## EXERCISE PROMPT
Give every line again exactly as it appears, please, but not the pictures.

## DATA ROWS
※ ※ ※
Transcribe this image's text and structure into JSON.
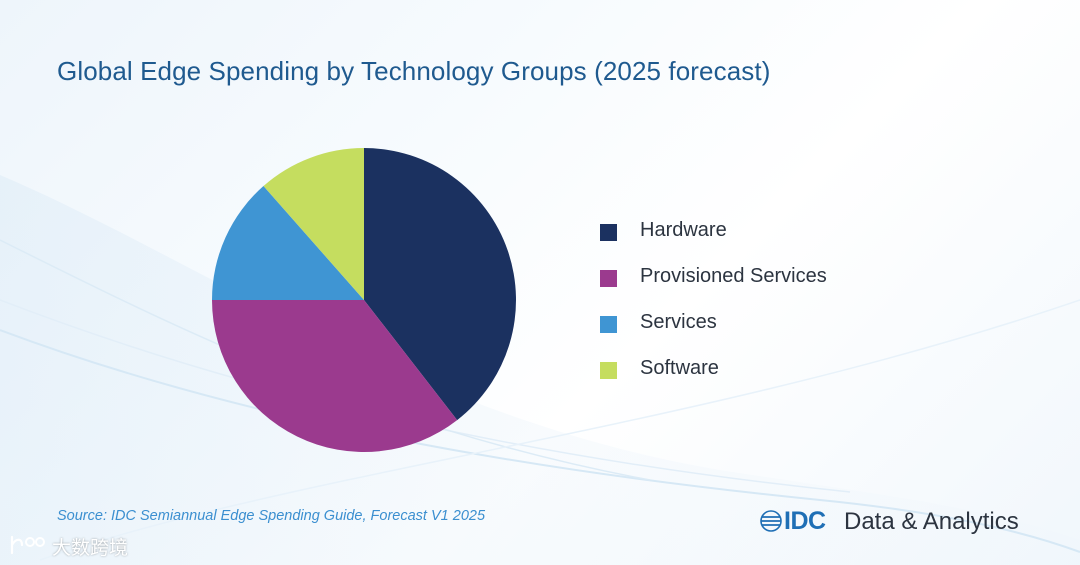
{
  "title": "Global Edge Spending by Technology Groups (2025 forecast)",
  "chart_data": {
    "type": "pie",
    "title": "Global Edge Spending by Technology Groups (2025 forecast)",
    "categories": [
      "Hardware",
      "Provisioned Services",
      "Services",
      "Software"
    ],
    "values": [
      39.5,
      35.5,
      13.5,
      11.5
    ],
    "unit": "percent of spending (estimated)",
    "colors": [
      "#1b3160",
      "#9b3a8e",
      "#3f95d3",
      "#c5dd5f"
    ],
    "start_angle_deg": 0,
    "direction": "clockwise",
    "legend_position": "right"
  },
  "source": "Source: IDC Semiannual Edge Spending Guide, Forecast V1 2025",
  "brand": {
    "name": "IDC",
    "tagline": "Data & Analytics",
    "color": "#1f6fb5"
  },
  "watermark": {
    "text": "大数跨境"
  }
}
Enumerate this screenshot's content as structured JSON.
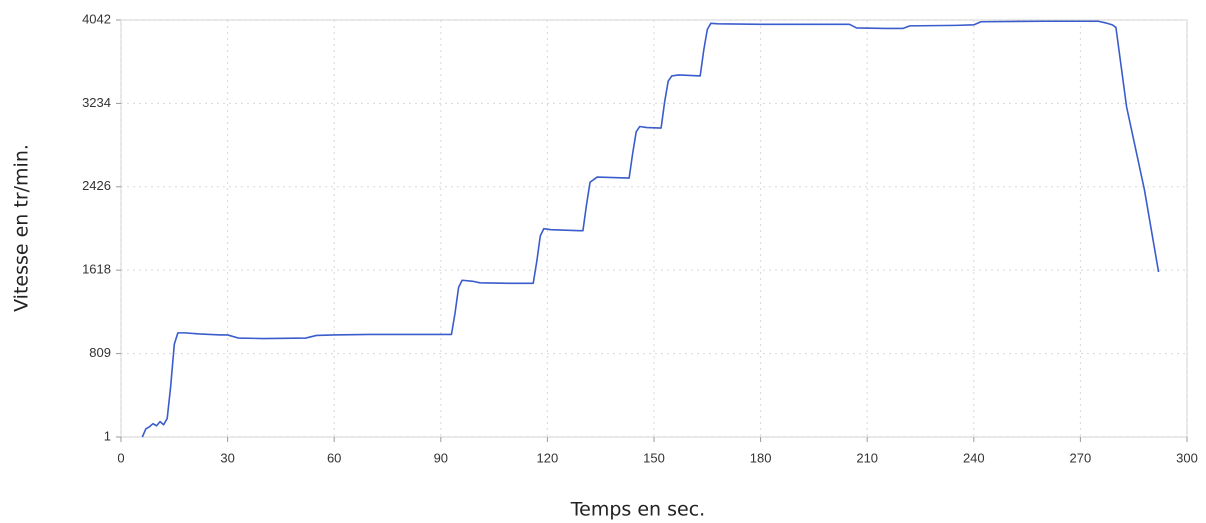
{
  "chart_data": {
    "type": "line",
    "x_label": "Temps en sec.",
    "y_label": "Vitesse en tr/min.",
    "xlim": [
      0,
      300
    ],
    "xticks": [
      0,
      30,
      60,
      90,
      120,
      150,
      180,
      210,
      240,
      270,
      300
    ],
    "ylim": [
      1,
      4042
    ],
    "yticks": [
      1,
      809,
      1618,
      2426,
      3234,
      4042
    ],
    "grid": true,
    "x": [
      6,
      7,
      8,
      9,
      10,
      11,
      12,
      13,
      14,
      15,
      16,
      18,
      22,
      28,
      30,
      33,
      40,
      52,
      55,
      60,
      70,
      80,
      90,
      93,
      94,
      95,
      96,
      99,
      101,
      110,
      116,
      117,
      118,
      119,
      121,
      129,
      130,
      131,
      132,
      134,
      143,
      144,
      145,
      146,
      148,
      152,
      153,
      154,
      155,
      157,
      163,
      164,
      165,
      166,
      168,
      180,
      200,
      205,
      207,
      215,
      220,
      222,
      235,
      240,
      242,
      260,
      275,
      277,
      279,
      280,
      283,
      288,
      292
    ],
    "series": [
      {
        "color": "#3a5ccc",
        "values": [
          1,
          80,
          100,
          130,
          110,
          150,
          120,
          180,
          500,
          900,
          1010,
          1010,
          1000,
          990,
          990,
          960,
          955,
          960,
          985,
          990,
          995,
          995,
          995,
          995,
          1200,
          1450,
          1520,
          1510,
          1495,
          1490,
          1490,
          1700,
          1950,
          2020,
          2010,
          2000,
          2000,
          2250,
          2470,
          2520,
          2510,
          2750,
          2960,
          3010,
          3000,
          2995,
          3250,
          3450,
          3500,
          3510,
          3500,
          3750,
          3950,
          4010,
          4005,
          4000,
          4000,
          4000,
          3965,
          3960,
          3960,
          3985,
          3990,
          3995,
          4025,
          4030,
          4030,
          4015,
          3995,
          3970,
          3200,
          2400,
          1600
        ]
      }
    ]
  }
}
※ ※ ※
## WRITTEN ANSWER
Transcribe this image's text and structure into JSON.
{
  "title": "Global Edge Spending by Technology Groups (2025 forecast)",
  "chart_data": {
    "type": "pie",
    "title": "Global Edge Spending by Technology Groups (2025 forecast)",
    "categories": [
      "Hardware",
      "Provisioned Services",
      "Services",
      "Software"
    ],
    "values": [
      39.5,
      35.5,
      13.5,
      11.5
    ],
    "unit": "percent of spending (estimated)",
    "colors": [
      "#1b3160",
      "#9b3a8e",
      "#3f95d3",
      "#c5dd5f"
    ],
    "start_angle_deg": 0,
    "direction": "clockwise",
    "legend_position": "right"
  },
  "source": "Source: IDC Semiannual Edge Spending Guide, Forecast V1 2025",
  "brand": {
    "name": "IDC",
    "tagline": "Data & Analytics",
    "color": "#1f6fb5"
  },
  "watermark": {
    "text": "大数跨境"
  }
}
Enumerate this screenshot's content as structured JSON.
{
  "chart_data": {
    "type": "line",
    "x_label": "Temps en sec.",
    "y_label": "Vitesse en tr/min.",
    "xlim": [
      0,
      300
    ],
    "xticks": [
      0,
      30,
      60,
      90,
      120,
      150,
      180,
      210,
      240,
      270,
      300
    ],
    "ylim": [
      1,
      4042
    ],
    "yticks": [
      1,
      809,
      1618,
      2426,
      3234,
      4042
    ],
    "grid": true,
    "x": [
      6,
      7,
      8,
      9,
      10,
      11,
      12,
      13,
      14,
      15,
      16,
      18,
      22,
      28,
      30,
      33,
      40,
      52,
      55,
      60,
      70,
      80,
      90,
      93,
      94,
      95,
      96,
      99,
      101,
      110,
      116,
      117,
      118,
      119,
      121,
      129,
      130,
      131,
      132,
      134,
      143,
      144,
      145,
      146,
      148,
      152,
      153,
      154,
      155,
      157,
      163,
      164,
      165,
      166,
      168,
      180,
      200,
      205,
      207,
      215,
      220,
      222,
      235,
      240,
      242,
      260,
      275,
      277,
      279,
      280,
      283,
      288,
      292
    ],
    "series": [
      {
        "color": "#3a5ccc",
        "values": [
          1,
          80,
          100,
          130,
          110,
          150,
          120,
          180,
          500,
          900,
          1010,
          1010,
          1000,
          990,
          990,
          960,
          955,
          960,
          985,
          990,
          995,
          995,
          995,
          995,
          1200,
          1450,
          1520,
          1510,
          1495,
          1490,
          1490,
          1700,
          1950,
          2020,
          2010,
          2000,
          2000,
          2250,
          2470,
          2520,
          2510,
          2750,
          2960,
          3010,
          3000,
          2995,
          3250,
          3450,
          3500,
          3510,
          3500,
          3750,
          3950,
          4010,
          4005,
          4000,
          4000,
          4000,
          3965,
          3960,
          3960,
          3985,
          3990,
          3995,
          4025,
          4030,
          4030,
          4015,
          3995,
          3970,
          3200,
          2400,
          1600
        ]
      }
    ]
  }
}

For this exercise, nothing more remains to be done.